— begin Dataset records —
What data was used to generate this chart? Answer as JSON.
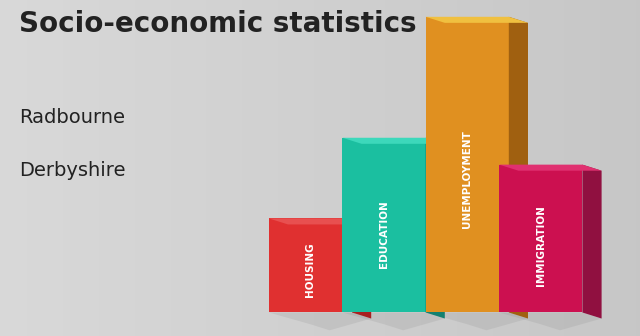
{
  "title_line1": "Socio-economic statistics",
  "title_line2": "Radbourne",
  "title_line3": "Derbyshire",
  "categories": [
    "HOUSING",
    "EDUCATION",
    "UNEMPLOYMENT",
    "IMMIGRATION"
  ],
  "values": [
    0.28,
    0.52,
    0.88,
    0.44
  ],
  "bar_colors_front": [
    "#E03030",
    "#1BBFA0",
    "#E09020",
    "#CC1050"
  ],
  "bar_colors_side": [
    "#A82020",
    "#138070",
    "#A06010",
    "#901040"
  ],
  "bar_colors_top": [
    "#E85050",
    "#3DD8BB",
    "#F0C040",
    "#E03070"
  ],
  "background_color_left": "#E8E8E8",
  "background_color_right": "#C8C8C8",
  "text_color_title": "#222222",
  "label_fontsize": 7.5,
  "title_fontsize": 20,
  "subtitle_fontsize": 14
}
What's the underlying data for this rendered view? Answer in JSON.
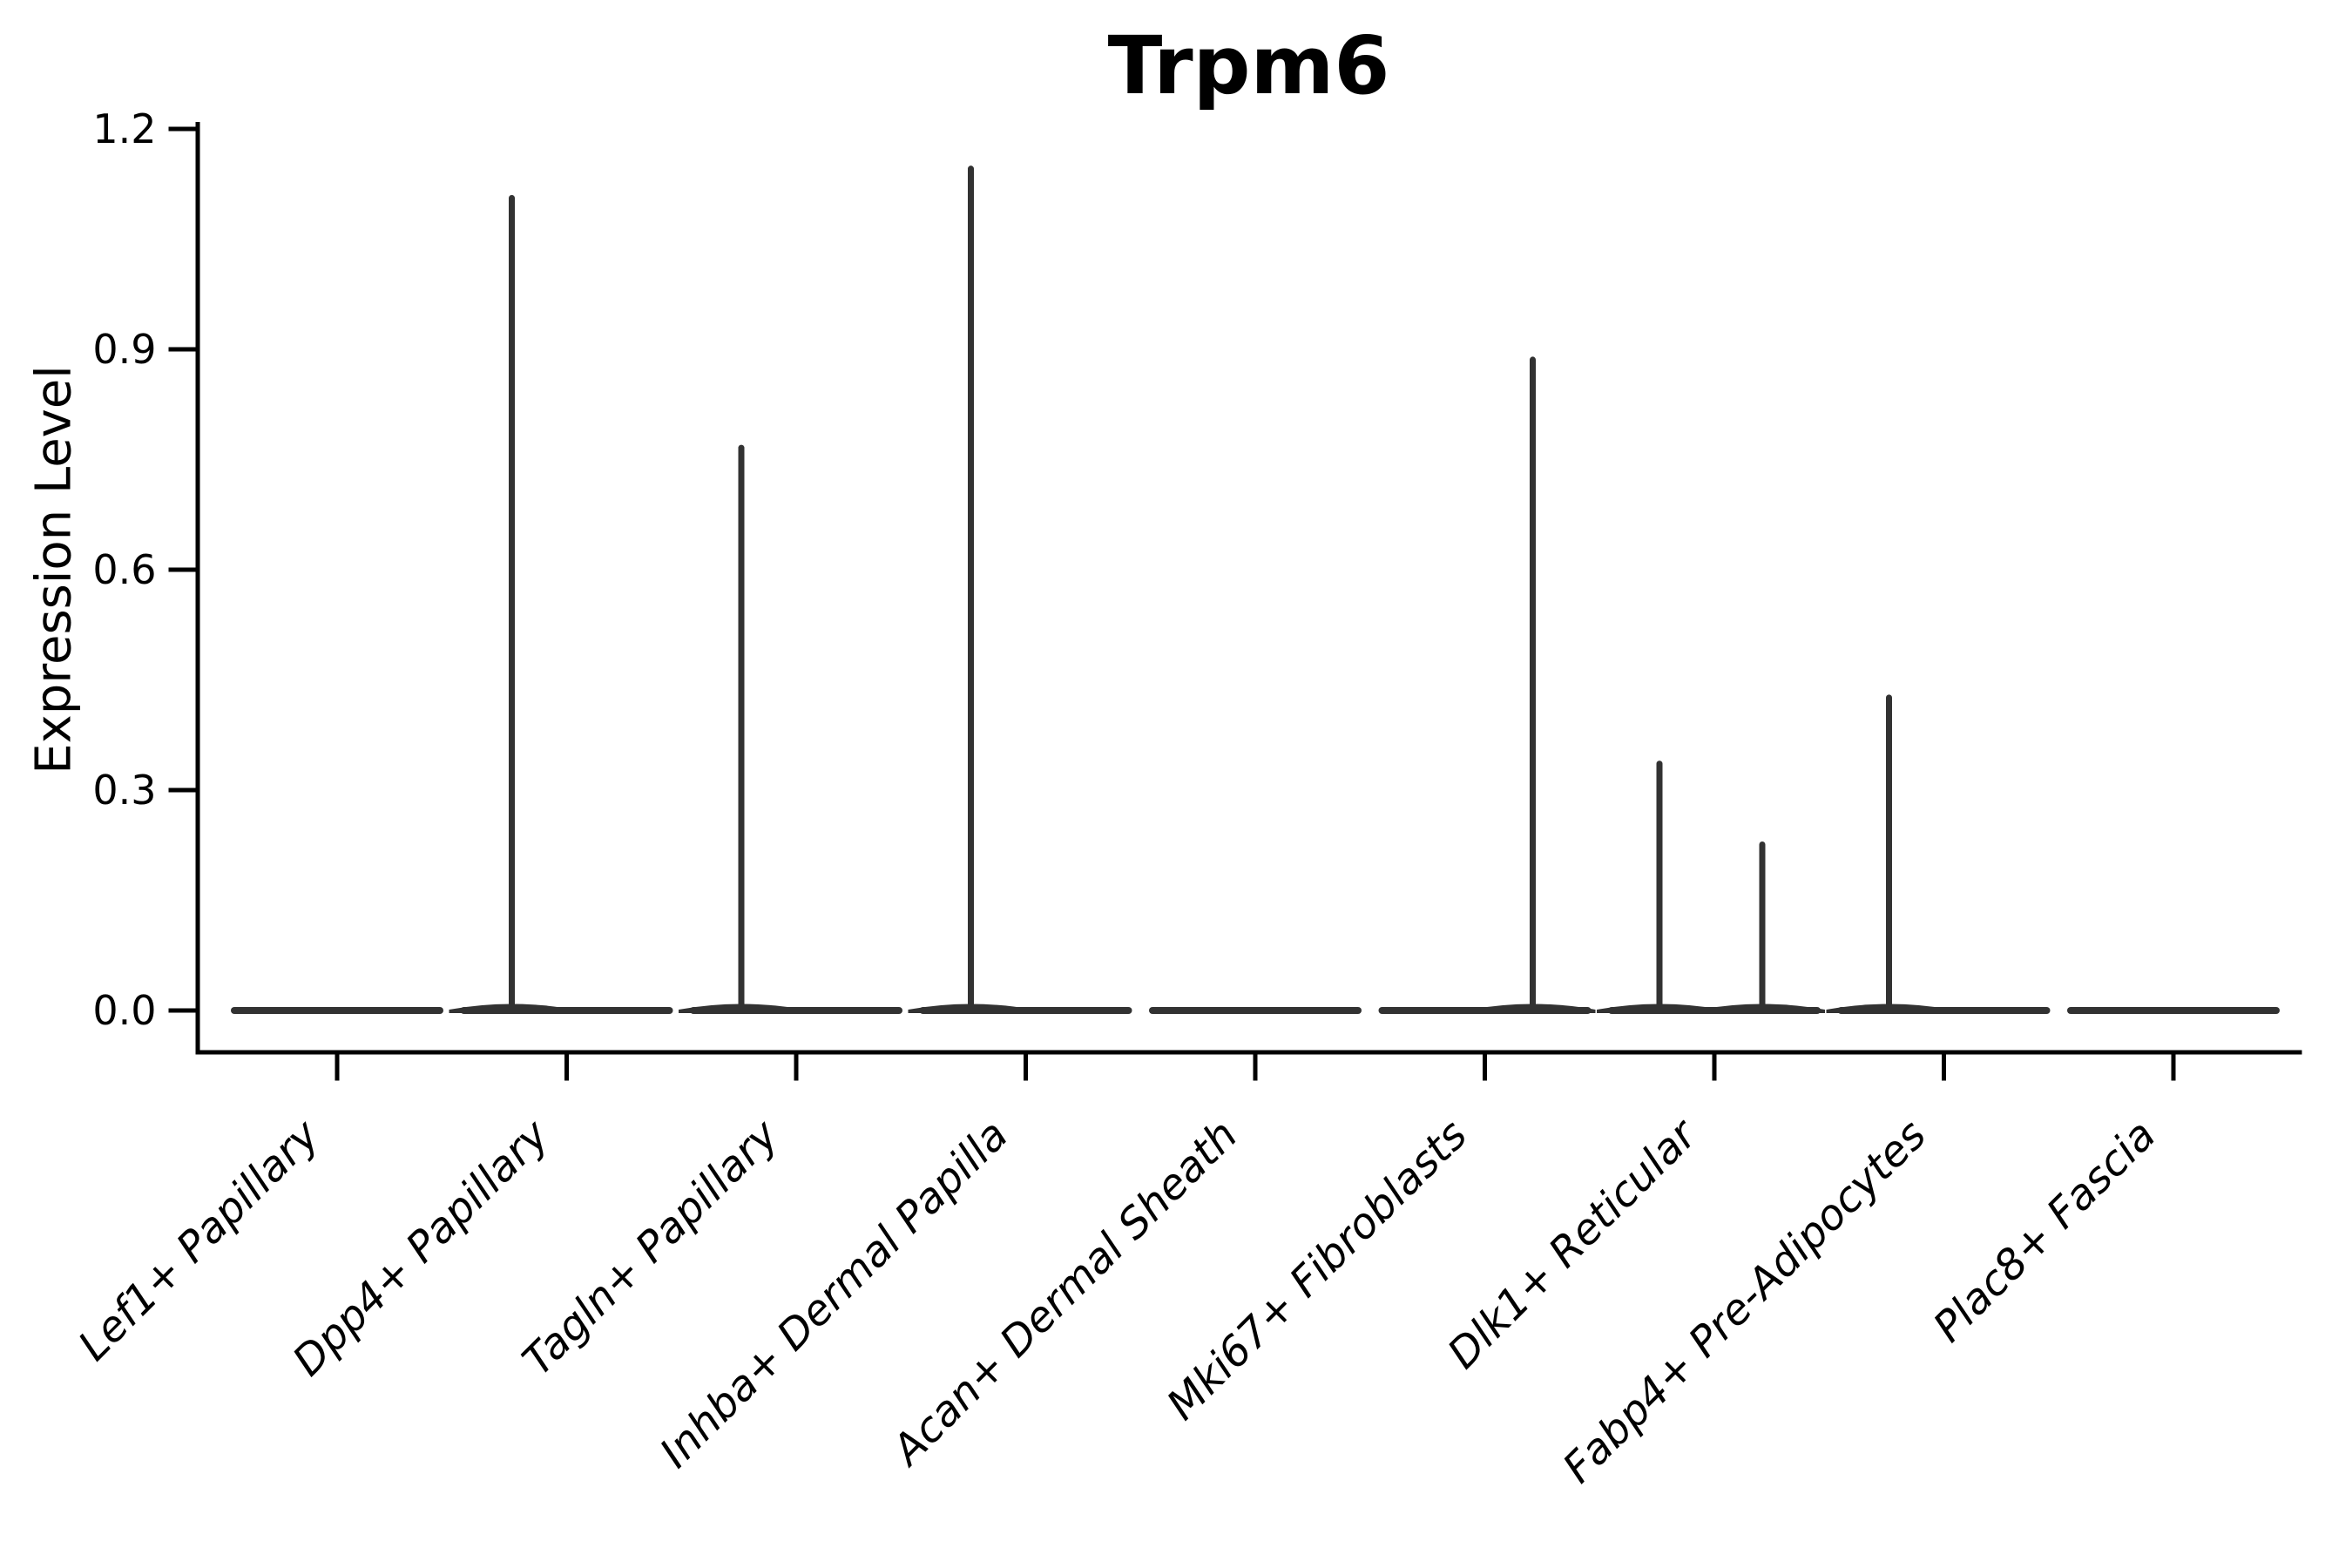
{
  "chart_data": {
    "type": "violin",
    "title": "Trpm6",
    "ylabel": "Expression Level",
    "xlabel": "",
    "ylim": [
      -0.06,
      1.21
    ],
    "yticks": [
      0.0,
      0.3,
      0.6,
      0.9,
      1.2
    ],
    "ytick_labels": [
      "0.0",
      "0.3",
      "0.6",
      "0.9",
      "1.2"
    ],
    "grid": false,
    "legend": null,
    "categories": [
      "Lef1+ Papillary",
      "Dpp4+ Papillary",
      "Tagln+ Papillary",
      "Inhba+ Dermal Papilla",
      "Acan+ Dermal Sheath",
      "Mki67+ Fibroblasts",
      "Dlk1+ Reticular",
      "Fabp4+ Pre-Adipocytes",
      "Plac8+ Fascia"
    ],
    "violins": [
      {
        "category": "Lef1+ Papillary",
        "baseline": 0.0,
        "spikes": []
      },
      {
        "category": "Dpp4+ Papillary",
        "baseline": 0.0,
        "spikes": [
          {
            "side": "left",
            "max": 1.11
          }
        ]
      },
      {
        "category": "Tagln+ Papillary",
        "baseline": 0.0,
        "spikes": [
          {
            "side": "left",
            "max": 0.77
          }
        ]
      },
      {
        "category": "Inhba+ Dermal Papilla",
        "baseline": 0.0,
        "spikes": [
          {
            "side": "left",
            "max": 1.15
          }
        ]
      },
      {
        "category": "Acan+ Dermal Sheath",
        "baseline": 0.0,
        "spikes": []
      },
      {
        "category": "Mki67+ Fibroblasts",
        "baseline": 0.0,
        "spikes": [
          {
            "side": "right",
            "max": 0.89
          }
        ]
      },
      {
        "category": "Dlk1+ Reticular",
        "baseline": 0.0,
        "spikes": [
          {
            "side": "left",
            "max": 0.34
          },
          {
            "side": "right",
            "max": 0.23
          }
        ]
      },
      {
        "category": "Fabp4+ Pre-Adipocytes",
        "baseline": 0.0,
        "spikes": [
          {
            "side": "left",
            "max": 0.43
          }
        ]
      },
      {
        "category": "Plac8+ Fascia",
        "baseline": 0.0,
        "spikes": []
      }
    ],
    "colors": {
      "violin": "#323232",
      "axis": "#000000",
      "background": "#ffffff"
    }
  }
}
— end Dataset records —
* _Written instruction_
Read through the entries and copy every line that includes "this".

* _Answer below_
What data was used to generate this chart? Answer as JSON.
What's the underlying data for this rendered view? Answer in JSON.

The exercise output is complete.